▼
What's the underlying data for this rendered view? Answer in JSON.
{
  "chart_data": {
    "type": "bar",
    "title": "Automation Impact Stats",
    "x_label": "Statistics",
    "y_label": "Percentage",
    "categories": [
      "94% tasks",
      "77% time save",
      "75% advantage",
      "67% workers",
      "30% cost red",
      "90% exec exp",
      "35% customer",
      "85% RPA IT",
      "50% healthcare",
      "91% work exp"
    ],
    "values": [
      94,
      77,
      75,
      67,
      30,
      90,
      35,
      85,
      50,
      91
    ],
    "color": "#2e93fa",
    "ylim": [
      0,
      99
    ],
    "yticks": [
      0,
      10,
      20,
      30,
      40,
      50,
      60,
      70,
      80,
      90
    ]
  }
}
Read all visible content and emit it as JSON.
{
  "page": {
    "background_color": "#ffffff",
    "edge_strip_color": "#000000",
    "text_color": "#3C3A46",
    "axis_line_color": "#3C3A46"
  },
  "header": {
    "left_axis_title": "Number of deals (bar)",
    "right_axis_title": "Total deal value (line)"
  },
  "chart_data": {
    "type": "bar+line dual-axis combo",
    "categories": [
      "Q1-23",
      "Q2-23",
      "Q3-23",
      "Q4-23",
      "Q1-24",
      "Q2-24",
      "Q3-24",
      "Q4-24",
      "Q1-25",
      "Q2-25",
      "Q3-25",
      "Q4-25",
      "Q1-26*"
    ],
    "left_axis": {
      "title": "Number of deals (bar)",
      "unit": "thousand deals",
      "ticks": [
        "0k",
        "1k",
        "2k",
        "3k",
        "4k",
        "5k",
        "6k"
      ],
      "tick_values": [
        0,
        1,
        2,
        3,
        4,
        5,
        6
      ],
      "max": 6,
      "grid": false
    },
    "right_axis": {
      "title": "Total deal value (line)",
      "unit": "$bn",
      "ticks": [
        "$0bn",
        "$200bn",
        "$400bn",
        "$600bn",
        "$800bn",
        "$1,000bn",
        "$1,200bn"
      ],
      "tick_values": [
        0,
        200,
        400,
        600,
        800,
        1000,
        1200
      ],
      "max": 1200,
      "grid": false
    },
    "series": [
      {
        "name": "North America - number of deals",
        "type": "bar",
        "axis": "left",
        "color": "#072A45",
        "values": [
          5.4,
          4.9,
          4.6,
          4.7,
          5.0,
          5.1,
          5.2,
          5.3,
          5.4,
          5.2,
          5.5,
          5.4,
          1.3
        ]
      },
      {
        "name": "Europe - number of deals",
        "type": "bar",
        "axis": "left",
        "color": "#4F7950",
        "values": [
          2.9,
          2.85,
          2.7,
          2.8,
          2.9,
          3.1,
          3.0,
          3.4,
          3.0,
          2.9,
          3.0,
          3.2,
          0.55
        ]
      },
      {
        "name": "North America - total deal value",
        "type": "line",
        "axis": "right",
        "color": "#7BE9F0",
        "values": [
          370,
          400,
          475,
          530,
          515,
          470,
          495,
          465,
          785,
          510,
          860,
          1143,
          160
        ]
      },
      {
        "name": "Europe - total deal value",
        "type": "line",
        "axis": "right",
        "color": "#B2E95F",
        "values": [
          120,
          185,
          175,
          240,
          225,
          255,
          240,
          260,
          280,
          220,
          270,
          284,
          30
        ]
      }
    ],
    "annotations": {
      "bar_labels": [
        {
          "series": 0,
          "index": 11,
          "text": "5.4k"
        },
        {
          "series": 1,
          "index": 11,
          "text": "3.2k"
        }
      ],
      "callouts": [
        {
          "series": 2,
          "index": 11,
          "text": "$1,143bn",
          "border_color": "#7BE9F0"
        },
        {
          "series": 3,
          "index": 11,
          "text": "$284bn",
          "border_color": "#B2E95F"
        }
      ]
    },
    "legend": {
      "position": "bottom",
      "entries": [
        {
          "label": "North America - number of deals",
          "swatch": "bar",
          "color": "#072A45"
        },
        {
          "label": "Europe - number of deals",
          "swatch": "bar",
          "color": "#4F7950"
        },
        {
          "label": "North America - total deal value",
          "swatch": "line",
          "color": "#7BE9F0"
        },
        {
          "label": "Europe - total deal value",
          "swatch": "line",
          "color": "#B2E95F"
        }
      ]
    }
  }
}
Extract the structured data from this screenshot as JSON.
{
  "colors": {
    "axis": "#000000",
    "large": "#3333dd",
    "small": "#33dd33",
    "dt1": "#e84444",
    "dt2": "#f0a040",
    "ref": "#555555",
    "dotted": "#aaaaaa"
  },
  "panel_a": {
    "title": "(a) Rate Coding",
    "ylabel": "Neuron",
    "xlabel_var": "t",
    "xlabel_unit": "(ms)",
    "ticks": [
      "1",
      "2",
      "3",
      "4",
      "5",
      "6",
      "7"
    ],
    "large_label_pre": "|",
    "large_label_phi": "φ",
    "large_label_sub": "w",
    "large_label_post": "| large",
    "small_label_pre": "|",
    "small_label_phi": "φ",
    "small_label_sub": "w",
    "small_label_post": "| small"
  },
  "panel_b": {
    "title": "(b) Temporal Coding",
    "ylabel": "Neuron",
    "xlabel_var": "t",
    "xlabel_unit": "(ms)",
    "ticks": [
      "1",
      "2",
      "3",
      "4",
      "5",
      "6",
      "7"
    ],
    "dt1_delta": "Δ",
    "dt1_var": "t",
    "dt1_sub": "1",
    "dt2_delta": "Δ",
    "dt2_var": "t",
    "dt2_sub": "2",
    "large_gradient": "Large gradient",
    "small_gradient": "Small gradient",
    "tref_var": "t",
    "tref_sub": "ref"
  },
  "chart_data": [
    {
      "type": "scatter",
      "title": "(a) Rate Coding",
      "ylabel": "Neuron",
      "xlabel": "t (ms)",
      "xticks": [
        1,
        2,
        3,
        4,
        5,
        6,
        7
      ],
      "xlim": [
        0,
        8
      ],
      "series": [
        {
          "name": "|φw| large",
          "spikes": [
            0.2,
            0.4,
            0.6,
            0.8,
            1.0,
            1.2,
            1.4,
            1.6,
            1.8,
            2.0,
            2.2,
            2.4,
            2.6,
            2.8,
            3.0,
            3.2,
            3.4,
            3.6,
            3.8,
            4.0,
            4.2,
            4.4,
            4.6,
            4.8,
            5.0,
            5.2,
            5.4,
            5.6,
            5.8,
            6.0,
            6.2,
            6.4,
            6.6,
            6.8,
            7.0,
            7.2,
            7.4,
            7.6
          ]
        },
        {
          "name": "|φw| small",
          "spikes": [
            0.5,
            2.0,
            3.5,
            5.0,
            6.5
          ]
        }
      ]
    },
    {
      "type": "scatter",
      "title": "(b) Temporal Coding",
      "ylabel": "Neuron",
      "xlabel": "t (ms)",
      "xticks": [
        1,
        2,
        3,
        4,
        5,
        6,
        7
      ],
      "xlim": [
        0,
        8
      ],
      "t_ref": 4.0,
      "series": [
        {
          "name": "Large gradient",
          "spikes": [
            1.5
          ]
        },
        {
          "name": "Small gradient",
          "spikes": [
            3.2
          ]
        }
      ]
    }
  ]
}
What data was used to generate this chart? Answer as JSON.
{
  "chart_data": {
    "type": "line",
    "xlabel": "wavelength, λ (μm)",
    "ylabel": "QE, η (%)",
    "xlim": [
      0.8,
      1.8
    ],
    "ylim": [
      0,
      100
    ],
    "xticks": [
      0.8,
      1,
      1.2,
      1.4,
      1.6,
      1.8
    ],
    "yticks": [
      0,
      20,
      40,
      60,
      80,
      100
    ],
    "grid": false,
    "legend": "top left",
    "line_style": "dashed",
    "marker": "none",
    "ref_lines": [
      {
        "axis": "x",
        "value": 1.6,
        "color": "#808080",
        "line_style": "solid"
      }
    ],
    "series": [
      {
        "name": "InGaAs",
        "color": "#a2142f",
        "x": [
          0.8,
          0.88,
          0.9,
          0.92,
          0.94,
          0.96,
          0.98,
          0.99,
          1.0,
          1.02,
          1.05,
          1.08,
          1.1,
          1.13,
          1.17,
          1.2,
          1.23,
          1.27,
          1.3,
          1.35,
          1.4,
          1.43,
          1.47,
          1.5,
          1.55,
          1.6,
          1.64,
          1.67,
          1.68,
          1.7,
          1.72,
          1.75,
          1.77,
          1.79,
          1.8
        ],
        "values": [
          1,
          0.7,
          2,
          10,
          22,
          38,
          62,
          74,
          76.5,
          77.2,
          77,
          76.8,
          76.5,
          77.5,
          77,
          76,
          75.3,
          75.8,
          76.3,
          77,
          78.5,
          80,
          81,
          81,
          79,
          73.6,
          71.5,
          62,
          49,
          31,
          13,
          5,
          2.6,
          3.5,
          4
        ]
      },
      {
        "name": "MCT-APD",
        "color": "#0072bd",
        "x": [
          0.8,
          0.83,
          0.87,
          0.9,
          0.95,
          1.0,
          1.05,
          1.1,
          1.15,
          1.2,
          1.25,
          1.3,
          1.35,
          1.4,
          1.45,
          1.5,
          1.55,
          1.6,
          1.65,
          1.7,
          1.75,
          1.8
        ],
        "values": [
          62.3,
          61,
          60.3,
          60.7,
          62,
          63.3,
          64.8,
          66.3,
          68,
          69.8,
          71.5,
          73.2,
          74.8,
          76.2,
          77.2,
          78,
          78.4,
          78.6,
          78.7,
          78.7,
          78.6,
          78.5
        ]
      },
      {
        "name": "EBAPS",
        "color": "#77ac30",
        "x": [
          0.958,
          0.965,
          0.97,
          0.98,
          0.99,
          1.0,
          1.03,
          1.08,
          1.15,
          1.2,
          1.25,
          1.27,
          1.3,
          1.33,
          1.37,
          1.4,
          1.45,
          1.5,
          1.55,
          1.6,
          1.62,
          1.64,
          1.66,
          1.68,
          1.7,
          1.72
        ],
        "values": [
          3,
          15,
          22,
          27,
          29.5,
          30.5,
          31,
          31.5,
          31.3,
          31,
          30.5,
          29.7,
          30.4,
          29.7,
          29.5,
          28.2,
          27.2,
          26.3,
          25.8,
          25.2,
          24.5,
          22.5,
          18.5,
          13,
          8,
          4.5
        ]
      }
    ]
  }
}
▲
— BRIEF —
Among these entries, how many lines include the string "What"? Reply with the number by itself.

— RESPONSE TO THE EXERCISE —
2